> **Written exercise**
Could you write out every record below exactly, leaving out any pictures?

> **Extracted data entries**
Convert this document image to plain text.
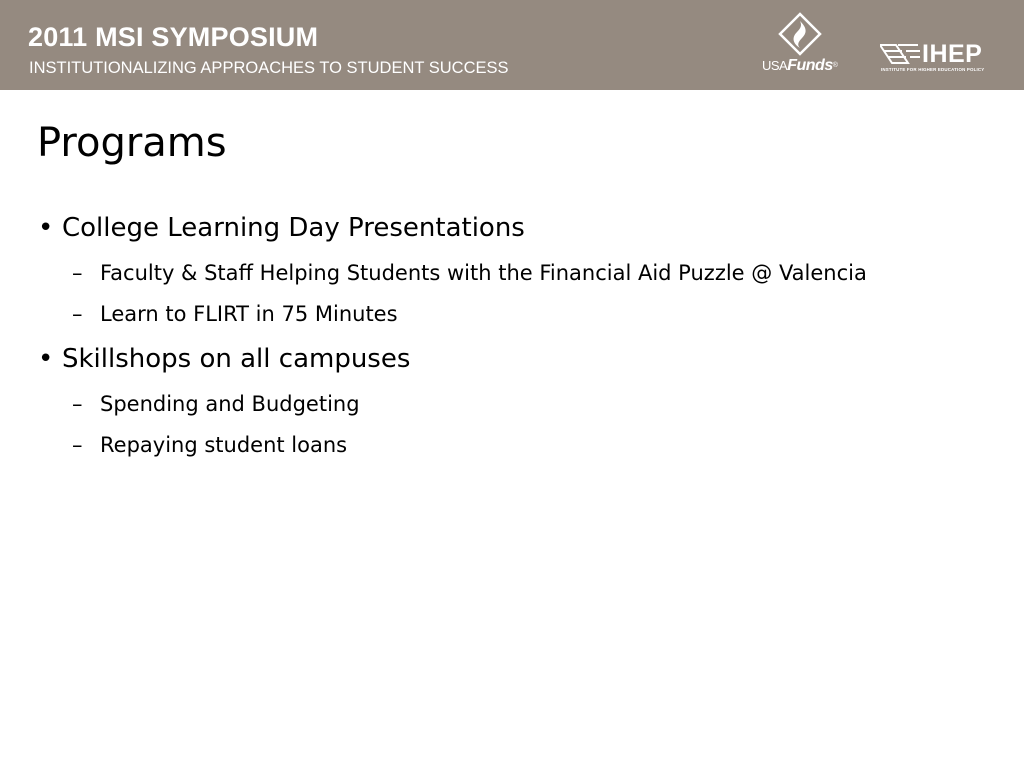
2011 MSI SYMPOSIUM
INSTITUTIONALIZING APPROACHES TO STUDENT SUCCESS	USAFunds®	IHEP
INSTITUTE FOR HIGHER EDUCATION POLICY
Programs
• College Learning Day Presentations
– Faculty & Staff Helping Students with the Financial Aid Puzzle @ Valencia
– Learn to FLIRT in 75 Minutes
• Skillshops on all campuses
– Spending and Budgeting
– Repaying student loans
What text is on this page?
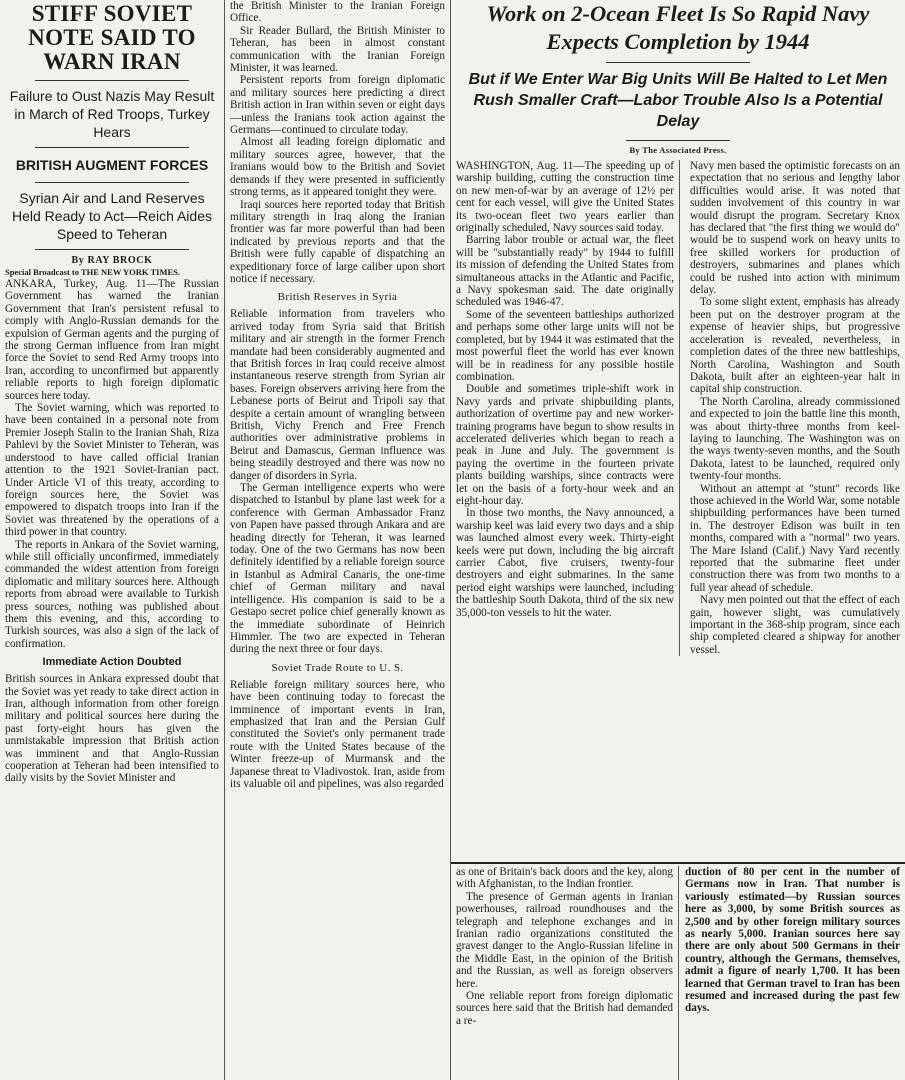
STIFF SOVIET NOTE SAID TO WARN IRAN
Failure to Oust Nazis May Result in March of Red Troops, Turkey Hears
BRITISH AUGMENT FORCES
Syrian Air and Land Reserves Held Ready to Act—Reich Aides Speed to Teheran
By RAY BROCK
Special Broadcast to THE NEW YORK TIMES.

ANKARA, Turkey, Aug. 11—The Russian Government has warned the Iranian Government that Iran's persistent refusal to comply with Anglo-Russian demands for the expulsion of German agents and the purging of the strong German influence from Iran might force the Soviet to send Red Army troops into Iran, according to unconfirmed but apparently reliable reports to high foreign diplomatic sources here today.

The Soviet warning, which was reported to have been contained in a personal note from Premier Joseph Stalin to the Iranian Shah, Riza Pahlevi by the Soviet Minister to Teheran, was understood to have called official Iranian attention to the 1921 Soviet-Iranian pact. Under Article VI of this treaty, according to foreign sources here, the Soviet was empowered to dispatch troops into Iran if the Soviet was threatened by the operations of a third power in that country.

The reports in Ankara of the Soviet warning, while still officially unconfirmed, immediately commanded the widest attention from foreign diplomatic and military sources here. Although reports from abroad were available to Turkish press sources, nothing was published about them this evening, and this, according to Turkish sources, was also a sign of the lack of confirmation.

Immediate Action Doubted

British sources in Ankara expressed doubt that the Soviet was yet ready to take direct action in Iran, although information from other foreign military and political sources here during the past forty-eight hours has given the unmistakable impression that British action was imminent and that Anglo-Russian cooperation at Teheran had been intensified to daily visits by the Soviet Minister and

the British Minister to the Iranian Foreign Office.

Sir Reader Bullard, the British Minister to Teheran, has been in almost constant communication with the Iranian Foreign Minister, it was learned.

Persistent reports from foreign diplomatic and military sources here predicting a direct British action in Iran within seven or eight days—unless the Iranians took action against the Germans—continued to circulate today.

Almost all leading foreign diplomatic and military sources agree, however, that the Iranians would bow to the British and Soviet demands if they were presented in sufficiently strong terms, as it appeared tonight they were.

Iraqi sources here reported today that British military strength in Iraq along the Iranian frontier was far more powerful than had been indicated by previous reports and that the British were fully capable of dispatching an expeditionary force of large caliber upon short notice if necessary.

British Reserves in Syria

Reliable information from travelers who arrived today from Syria said that British military and air strength in the former French mandate had been considerably augmented and that British forces in Iraq could receive almost instantaneous reserve strength from Syrian air bases. Foreign observers arriving here from the Lebanese ports of Beirut and Tripoli say that despite a certain amount of wrangling between British, Vichy French and Free French authorities over administrative problems in Beirut and Damascus, German influence was being steadily destroyed and there was now no danger of disorders in Syria.

The German intelligence experts who were dispatched to Istanbul by plane last week for a conference with German Ambassador Franz von Papen have passed through Ankara and are heading directly for Teheran, it was learned today. One of the two Germans has now been definitely identified by a reliable foreign source in Istanbul as Admiral Canaris, the one-time chief of German military and naval intelligence. His companion is said to be a Gestapo secret police chief generally known as the immediate subordinate of Heinrich Himmler. The two are expected in Teheran during the next three or four days.

Soviet Trade Route to U. S.

Reliable foreign military sources here, who have been continuing today to forecast the imminence of important events in Iran, emphasized that Iran and the Persian Gulf constituted the Soviet's only permanent trade route with the United States because of the Winter freeze-up of Murmansk and the Japanese threat to Vladivostok. Iran, aside from its valuable oil and pipelines, was also regarded

Work on 2-Ocean Fleet Is So Rapid Navy Expects Completion by 1944
But if We Enter War Big Units Will Be Halted to Let Men Rush Smaller Craft—Labor Trouble Also Is a Potential Delay
By The Associated Press.

WASHINGTON, Aug. 11—The speeding up of warship building, cutting the construction time on new men-of-war by an average of 12½ per cent for each vessel, will give the United States its two-ocean fleet two years earlier than originally scheduled, Navy sources said today.

Barring labor trouble or actual war, the fleet will be "substantially ready" by 1944 to fulfill its mission of defending the United States from simultaneous attacks in the Atlantic and Pacific, a Navy spokesman said. The date originally scheduled was 1946-47.

Some of the seventeen battleships authorized and perhaps some other large units will not be completed, but by 1944 it was estimated that the most powerful fleet the world has ever known will be in readiness for any possible hostile combination.

Double and sometimes triple-shift work in Navy yards and private shipbuilding plants, authorization of overtime pay and new worker-training programs have begun to show results in accelerated deliveries which began to reach a peak in June and July. The government is paying the overtime in the fourteen private plants building warships, since contracts were let on the basis of a forty-hour week and an eight-hour day.

In those two months, the Navy announced, a warship keel was laid every two days and a ship was launched almost every week. Thirty-eight keels were put down, including the big aircraft carrier Cabot, five cruisers, twenty-four destroyers and eight submarines. In the same period eight warships were launched, including the battleship South Dakota, third of the six new 35,000-ton vessels to hit the water.

Navy men based the optimistic forecasts on an expectation that no serious and lengthy labor difficulties would arise. It was noted that sudden involvement of this country in war would disrupt the program. Secretary Knox has declared that "the first thing we would do" would be to suspend work on heavy units to free skilled workers for production of destroyers, submarines and planes which could be rushed into action with minimum delay.

To some slight extent, emphasis has already been put on the destroyer program at the expense of heavier ships, but progressive acceleration is revealed, nevertheless, in completion dates of the three new battleships, North Carolina, Washington and South Dakota, built after an eighteen-year halt in capital ship construction.

The North Carolina, already commissioned and expected to join the battle line this month, was about thirty-three months from keel-laying to launching. The Washington was on the ways twenty-seven months, and the South Dakota, latest to be launched, required only twenty-four months.

Without an attempt at "stunt" records like those achieved in the World War, some notable shipbuilding performances have been turned in. The destroyer Edison was built in ten months, compared with a "normal" two years. The Mare Island (Calif.) Navy Yard recently reported that the submarine fleet under construction there was from two months to a full year ahead of schedule.

Navy men pointed out that the effect of each gain, however slight, was cumulatively important in the 368-ship program, since each ship completed cleared a shipway for another vessel.

as one of Britain's back doors and the key, along with Afghanistan, to the Indian frontier.

The presence of German agents in Iranian powerhouses, railroad roundhouses and the telegraph and telephone exchanges and in Iranian radio organizations constituted the gravest danger to the Anglo-Russian lifeline in the Middle East, in the opinion of the British and the Russian, as well as foreign observers here.

One reliable report from foreign diplomatic sources here said that the British had demanded a re-

duction of 80 per cent in the number of Germans now in Iran. That number is variously estimated—by Russian sources here as 3,000, by some British sources as 2,500 and by other foreign military sources as nearly 5,000. Iranian sources here say there are only about 500 Germans in their country, although the Germans, themselves, admit a figure of nearly 1,700. It has been learned that German travel to Iran has been resumed and increased during the past few days.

> **Answer below**
Convert this document image to plain text.
2011 MSI SYMPOSIUM
INSTITUTIONALIZING APPROACHES TO STUDENT SUCCESS	USAFunds®	IHEP
INSTITUTE FOR HIGHER EDUCATION POLICY
Programs
• College Learning Day Presentations
– Faculty & Staff Helping Students with the Financial Aid Puzzle @ Valencia
– Learn to FLIRT in 75 Minutes
• Skillshops on all campuses
– Spending and Budgeting
– Repaying student loans
What text is on this page?
STIFF SOVIET NOTE SAID TO WARN IRAN
Failure to Oust Nazis May Result in March of Red Troops, Turkey Hears
BRITISH AUGMENT FORCES
Syrian Air and Land Reserves Held Ready to Act—Reich Aides Speed to Teheran
By RAY BROCK
Special Broadcast to THE NEW YORK TIMES.

ANKARA, Turkey, Aug. 11—The Russian Government has warned the Iranian Government that Iran's persistent refusal to comply with Anglo-Russian demands for the expulsion of German agents and the purging of the strong German influence from Iran might force the Soviet to send Red Army troops into Iran, according to unconfirmed but apparently reliable reports to high foreign diplomatic sources here today.

The Soviet warning, which was reported to have been contained in a personal note from Premier Joseph Stalin to the Iranian Shah, Riza Pahlevi by the Soviet Minister to Teheran, was understood to have called official Iranian attention to the 1921 Soviet-Iranian pact. Under Article VI of this treaty, according to foreign sources here, the Soviet was empowered to dispatch troops into Iran if the Soviet was threatened by the operations of a third power in that country.

The reports in Ankara of the Soviet warning, while still officially unconfirmed, immediately commanded the widest attention from foreign diplomatic and military sources here. Although reports from abroad were available to Turkish press sources, nothing was published about them this evening, and this, according to Turkish sources, was also a sign of the lack of confirmation.

Immediate Action Doubted

British sources in Ankara expressed doubt that the Soviet was yet ready to take direct action in Iran, although information from other foreign military and political sources here during the past forty-eight hours has given the unmistakable impression that British action was imminent and that Anglo-Russian cooperation at Teheran had been intensified to daily visits by the Soviet Minister and

the British Minister to the Iranian Foreign Office.

Sir Reader Bullard, the British Minister to Teheran, has been in almost constant communication with the Iranian Foreign Minister, it was learned.

Persistent reports from foreign diplomatic and military sources here predicting a direct British action in Iran within seven or eight days—unless the Iranians took action against the Germans—continued to circulate today.

Almost all leading foreign diplomatic and military sources agree, however, that the Iranians would bow to the British and Soviet demands if they were presented in sufficiently strong terms, as it appeared tonight they were.

Iraqi sources here reported today that British military strength in Iraq along the Iranian frontier was far more powerful than had been indicated by previous reports and that the British were fully capable of dispatching an expeditionary force of large caliber upon short notice if necessary.

British Reserves in Syria

Reliable information from travelers who arrived today from Syria said that British military and air strength in the former French mandate had been considerably augmented and that British forces in Iraq could receive almost instantaneous reserve strength from Syrian air bases. Foreign observers arriving here from the Lebanese ports of Beirut and Tripoli say that despite a certain amount of wrangling between British, Vichy French and Free French authorities over administrative problems in Beirut and Damascus, German influence was being steadily destroyed and there was now no danger of disorders in Syria.

The German intelligence experts who were dispatched to Istanbul by plane last week for a conference with German Ambassador Franz von Papen have passed through Ankara and are heading directly for Teheran, it was learned today. One of the two Germans has now been definitely identified by a reliable foreign source in Istanbul as Admiral Canaris, the one-time chief of German military and naval intelligence. His companion is said to be a Gestapo secret police chief generally known as the immediate subordinate of Heinrich Himmler. The two are expected in Teheran during the next three or four days.

Soviet Trade Route to U. S.

Reliable foreign military sources here, who have been continuing today to forecast the imminence of important events in Iran, emphasized that Iran and the Persian Gulf constituted the Soviet's only permanent trade route with the United States because of the Winter freeze-up of Murmansk and the Japanese threat to Vladivostok. Iran, aside from its valuable oil and pipelines, was also regarded

Work on 2-Ocean Fleet Is So Rapid Navy Expects Completion by 1944
But if We Enter War Big Units Will Be Halted to Let Men Rush Smaller Craft—Labor Trouble Also Is a Potential Delay
By The Associated Press.

WASHINGTON, Aug. 11—The speeding up of warship building, cutting the construction time on new men-of-war by an average of 12½ per cent for each vessel, will give the United States its two-ocean fleet two years earlier than originally scheduled, Navy sources said today.

Barring labor trouble or actual war, the fleet will be "substantially ready" by 1944 to fulfill its mission of defending the United States from simultaneous attacks in the Atlantic and Pacific, a Navy spokesman said. The date originally scheduled was 1946-47.

Some of the seventeen battleships authorized and perhaps some other large units will not be completed, but by 1944 it was estimated that the most powerful fleet the world has ever known will be in readiness for any possible hostile combination.

Double and sometimes triple-shift work in Navy yards and private shipbuilding plants, authorization of overtime pay and new worker-training programs have begun to show results in accelerated deliveries which began to reach a peak in June and July. The government is paying the overtime in the fourteen private plants building warships, since contracts were let on the basis of a forty-hour week and an eight-hour day.

In those two months, the Navy announced, a warship keel was laid every two days and a ship was launched almost every week. Thirty-eight keels were put down, including the big aircraft carrier Cabot, five cruisers, twenty-four destroyers and eight submarines. In the same period eight warships were launched, including the battleship South Dakota, third of the six new 35,000-ton vessels to hit the water.

Navy men based the optimistic forecasts on an expectation that no serious and lengthy labor difficulties would arise. It was noted that sudden involvement of this country in war would disrupt the program. Secretary Knox has declared that "the first thing we would do" would be to suspend work on heavy units to free skilled workers for production of destroyers, submarines and planes which could be rushed into action with minimum delay.

To some slight extent, emphasis has already been put on the destroyer program at the expense of heavier ships, but progressive acceleration is revealed, nevertheless, in completion dates of the three new battleships, North Carolina, Washington and South Dakota, built after an eighteen-year halt in capital ship construction.

The North Carolina, already commissioned and expected to join the battle line this month, was about thirty-three months from keel-laying to launching. The Washington was on the ways twenty-seven months, and the South Dakota, latest to be launched, required only twenty-four months.

Without an attempt at "stunt" records like those achieved in the World War, some notable shipbuilding performances have been turned in. The destroyer Edison was built in ten months, compared with a "normal" two years. The Mare Island (Calif.) Navy Yard recently reported that the submarine fleet under construction there was from two months to a full year ahead of schedule.

Navy men pointed out that the effect of each gain, however slight, was cumulatively important in the 368-ship program, since each ship completed cleared a shipway for another vessel.

as one of Britain's back doors and the key, along with Afghanistan, to the Indian frontier.

The presence of German agents in Iranian powerhouses, railroad roundhouses and the telegraph and telephone exchanges and in Iranian radio organizations constituted the gravest danger to the Anglo-Russian lifeline in the Middle East, in the opinion of the British and the Russian, as well as foreign observers here.

One reliable report from foreign diplomatic sources here said that the British had demanded a re-

duction of 80 per cent in the number of Germans now in Iran. That number is variously estimated—by Russian sources here as 3,000, by some British sources as 2,500 and by other foreign military sources as nearly 5,000. Iranian sources here say there are only about 500 Germans in their country, although the Germans, themselves, admit a figure of nearly 1,700. It has been learned that German travel to Iran has been resumed and increased during the past few days.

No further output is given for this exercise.